**Records that describe figures**
------------------------------------------------------------
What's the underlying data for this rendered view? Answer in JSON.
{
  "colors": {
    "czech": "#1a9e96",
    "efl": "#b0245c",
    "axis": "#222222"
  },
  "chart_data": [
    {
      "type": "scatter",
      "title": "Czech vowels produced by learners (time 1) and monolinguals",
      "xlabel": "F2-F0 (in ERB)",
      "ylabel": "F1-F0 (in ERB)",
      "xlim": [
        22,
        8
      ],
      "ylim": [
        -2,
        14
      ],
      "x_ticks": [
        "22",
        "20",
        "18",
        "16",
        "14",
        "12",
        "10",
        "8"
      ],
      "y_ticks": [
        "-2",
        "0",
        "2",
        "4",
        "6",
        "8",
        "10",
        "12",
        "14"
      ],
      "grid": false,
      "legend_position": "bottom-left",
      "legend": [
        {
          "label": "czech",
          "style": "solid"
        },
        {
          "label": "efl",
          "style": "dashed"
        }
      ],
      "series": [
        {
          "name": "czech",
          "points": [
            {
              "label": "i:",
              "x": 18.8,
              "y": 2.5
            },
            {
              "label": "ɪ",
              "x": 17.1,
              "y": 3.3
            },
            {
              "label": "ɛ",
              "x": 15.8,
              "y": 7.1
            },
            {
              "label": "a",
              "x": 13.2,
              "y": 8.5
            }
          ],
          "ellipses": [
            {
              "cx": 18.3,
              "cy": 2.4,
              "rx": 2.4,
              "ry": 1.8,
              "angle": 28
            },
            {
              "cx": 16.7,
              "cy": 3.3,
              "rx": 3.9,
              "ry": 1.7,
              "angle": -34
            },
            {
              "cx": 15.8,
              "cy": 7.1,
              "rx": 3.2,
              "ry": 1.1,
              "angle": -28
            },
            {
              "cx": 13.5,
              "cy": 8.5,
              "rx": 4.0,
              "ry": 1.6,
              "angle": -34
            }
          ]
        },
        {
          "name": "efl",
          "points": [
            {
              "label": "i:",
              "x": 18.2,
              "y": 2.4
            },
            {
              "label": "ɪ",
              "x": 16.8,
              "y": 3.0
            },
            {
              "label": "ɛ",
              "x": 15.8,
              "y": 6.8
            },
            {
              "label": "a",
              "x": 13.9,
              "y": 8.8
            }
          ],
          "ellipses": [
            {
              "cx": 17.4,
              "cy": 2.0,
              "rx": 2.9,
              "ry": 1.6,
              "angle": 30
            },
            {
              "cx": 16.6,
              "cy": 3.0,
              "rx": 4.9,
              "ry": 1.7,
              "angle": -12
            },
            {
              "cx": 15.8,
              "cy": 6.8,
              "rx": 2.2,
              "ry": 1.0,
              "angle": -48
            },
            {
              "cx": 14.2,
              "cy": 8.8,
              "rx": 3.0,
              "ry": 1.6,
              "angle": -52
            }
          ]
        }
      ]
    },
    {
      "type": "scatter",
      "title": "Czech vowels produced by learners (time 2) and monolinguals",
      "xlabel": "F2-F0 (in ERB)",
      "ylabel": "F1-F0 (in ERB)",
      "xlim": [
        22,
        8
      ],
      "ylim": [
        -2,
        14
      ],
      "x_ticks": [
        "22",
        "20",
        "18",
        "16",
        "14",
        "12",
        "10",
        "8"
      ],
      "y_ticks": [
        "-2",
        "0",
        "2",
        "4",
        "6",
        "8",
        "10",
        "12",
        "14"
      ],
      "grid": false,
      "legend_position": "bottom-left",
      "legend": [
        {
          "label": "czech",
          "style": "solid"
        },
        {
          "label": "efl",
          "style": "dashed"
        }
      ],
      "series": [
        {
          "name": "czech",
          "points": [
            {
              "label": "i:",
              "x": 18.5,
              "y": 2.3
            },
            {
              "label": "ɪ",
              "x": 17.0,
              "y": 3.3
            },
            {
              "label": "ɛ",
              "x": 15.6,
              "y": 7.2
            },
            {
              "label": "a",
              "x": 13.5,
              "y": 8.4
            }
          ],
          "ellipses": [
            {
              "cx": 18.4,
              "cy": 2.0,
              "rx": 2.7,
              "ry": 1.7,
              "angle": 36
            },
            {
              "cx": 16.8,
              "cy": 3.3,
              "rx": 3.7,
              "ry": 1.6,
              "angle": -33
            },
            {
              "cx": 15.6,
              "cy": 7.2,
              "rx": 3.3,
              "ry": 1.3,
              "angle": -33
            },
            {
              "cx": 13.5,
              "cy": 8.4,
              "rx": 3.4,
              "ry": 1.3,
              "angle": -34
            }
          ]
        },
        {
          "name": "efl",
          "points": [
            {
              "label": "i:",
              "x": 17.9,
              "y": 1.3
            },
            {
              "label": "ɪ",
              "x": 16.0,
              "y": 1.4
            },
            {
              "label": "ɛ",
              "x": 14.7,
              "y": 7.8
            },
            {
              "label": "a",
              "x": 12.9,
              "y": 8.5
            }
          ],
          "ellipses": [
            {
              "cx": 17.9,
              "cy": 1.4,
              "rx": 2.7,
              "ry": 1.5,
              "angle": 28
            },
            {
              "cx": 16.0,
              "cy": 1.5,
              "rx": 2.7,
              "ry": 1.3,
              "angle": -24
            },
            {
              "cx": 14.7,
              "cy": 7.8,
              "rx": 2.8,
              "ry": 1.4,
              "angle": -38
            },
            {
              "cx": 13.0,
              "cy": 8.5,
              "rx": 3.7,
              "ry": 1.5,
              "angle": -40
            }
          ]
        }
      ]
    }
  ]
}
------------------------------------------------------------
**DIRECTIONS FOR THIS TASK**
Restate the listing above word for word.

**COMPLETE RESPONSE**
What's the underlying data for this rendered view? Answer in JSON.
{
  "colors": {
    "czech": "#1a9e96",
    "efl": "#b0245c",
    "axis": "#222222"
  },
  "chart_data": [
    {
      "type": "scatter",
      "title": "Czech vowels produced by learners (time 1) and monolinguals",
      "xlabel": "F2-F0 (in ERB)",
      "ylabel": "F1-F0 (in ERB)",
      "xlim": [
        22,
        8
      ],
      "ylim": [
        -2,
        14
      ],
      "x_ticks": [
        "22",
        "20",
        "18",
        "16",
        "14",
        "12",
        "10",
        "8"
      ],
      "y_ticks": [
        "-2",
        "0",
        "2",
        "4",
        "6",
        "8",
        "10",
        "12",
        "14"
      ],
      "grid": false,
      "legend_position": "bottom-left",
      "legend": [
        {
          "label": "czech",
          "style": "solid"
        },
        {
          "label": "efl",
          "style": "dashed"
        }
      ],
      "series": [
        {
          "name": "czech",
          "points": [
            {
              "label": "i:",
              "x": 18.8,
              "y": 2.5
            },
            {
              "label": "ɪ",
              "x": 17.1,
              "y": 3.3
            },
            {
              "label": "ɛ",
              "x": 15.8,
              "y": 7.1
            },
            {
              "label": "a",
              "x": 13.2,
              "y": 8.5
            }
          ],
          "ellipses": [
            {
              "cx": 18.3,
              "cy": 2.4,
              "rx": 2.4,
              "ry": 1.8,
              "angle": 28
            },
            {
              "cx": 16.7,
              "cy": 3.3,
              "rx": 3.9,
              "ry": 1.7,
              "angle": -34
            },
            {
              "cx": 15.8,
              "cy": 7.1,
              "rx": 3.2,
              "ry": 1.1,
              "angle": -28
            },
            {
              "cx": 13.5,
              "cy": 8.5,
              "rx": 4.0,
              "ry": 1.6,
              "angle": -34
            }
          ]
        },
        {
          "name": "efl",
          "points": [
            {
              "label": "i:",
              "x": 18.2,
              "y": 2.4
            },
            {
              "label": "ɪ",
              "x": 16.8,
              "y": 3.0
            },
            {
              "label": "ɛ",
              "x": 15.8,
              "y": 6.8
            },
            {
              "label": "a",
              "x": 13.9,
              "y": 8.8
            }
          ],
          "ellipses": [
            {
              "cx": 17.4,
              "cy": 2.0,
              "rx": 2.9,
              "ry": 1.6,
              "angle": 30
            },
            {
              "cx": 16.6,
              "cy": 3.0,
              "rx": 4.9,
              "ry": 1.7,
              "angle": -12
            },
            {
              "cx": 15.8,
              "cy": 6.8,
              "rx": 2.2,
              "ry": 1.0,
              "angle": -48
            },
            {
              "cx": 14.2,
              "cy": 8.8,
              "rx": 3.0,
              "ry": 1.6,
              "angle": -52
            }
          ]
        }
      ]
    },
    {
      "type": "scatter",
      "title": "Czech vowels produced by learners (time 2) and monolinguals",
      "xlabel": "F2-F0 (in ERB)",
      "ylabel": "F1-F0 (in ERB)",
      "xlim": [
        22,
        8
      ],
      "ylim": [
        -2,
        14
      ],
      "x_ticks": [
        "22",
        "20",
        "18",
        "16",
        "14",
        "12",
        "10",
        "8"
      ],
      "y_ticks": [
        "-2",
        "0",
        "2",
        "4",
        "6",
        "8",
        "10",
        "12",
        "14"
      ],
      "grid": false,
      "legend_position": "bottom-left",
      "legend": [
        {
          "label": "czech",
          "style": "solid"
        },
        {
          "label": "efl",
          "style": "dashed"
        }
      ],
      "series": [
        {
          "name": "czech",
          "points": [
            {
              "label": "i:",
              "x": 18.5,
              "y": 2.3
            },
            {
              "label": "ɪ",
              "x": 17.0,
              "y": 3.3
            },
            {
              "label": "ɛ",
              "x": 15.6,
              "y": 7.2
            },
            {
              "label": "a",
              "x": 13.5,
              "y": 8.4
            }
          ],
          "ellipses": [
            {
              "cx": 18.4,
              "cy": 2.0,
              "rx": 2.7,
              "ry": 1.7,
              "angle": 36
            },
            {
              "cx": 16.8,
              "cy": 3.3,
              "rx": 3.7,
              "ry": 1.6,
              "angle": -33
            },
            {
              "cx": 15.6,
              "cy": 7.2,
              "rx": 3.3,
              "ry": 1.3,
              "angle": -33
            },
            {
              "cx": 13.5,
              "cy": 8.4,
              "rx": 3.4,
              "ry": 1.3,
              "angle": -34
            }
          ]
        },
        {
          "name": "efl",
          "points": [
            {
              "label": "i:",
              "x": 17.9,
              "y": 1.3
            },
            {
              "label": "ɪ",
              "x": 16.0,
              "y": 1.4
            },
            {
              "label": "ɛ",
              "x": 14.7,
              "y": 7.8
            },
            {
              "label": "a",
              "x": 12.9,
              "y": 8.5
            }
          ],
          "ellipses": [
            {
              "cx": 17.9,
              "cy": 1.4,
              "rx": 2.7,
              "ry": 1.5,
              "angle": 28
            },
            {
              "cx": 16.0,
              "cy": 1.5,
              "rx": 2.7,
              "ry": 1.3,
              "angle": -24
            },
            {
              "cx": 14.7,
              "cy": 7.8,
              "rx": 2.8,
              "ry": 1.4,
              "angle": -38
            },
            {
              "cx": 13.0,
              "cy": 8.5,
              "rx": 3.7,
              "ry": 1.5,
              "angle": -40
            }
          ]
        }
      ]
    }
  ]
}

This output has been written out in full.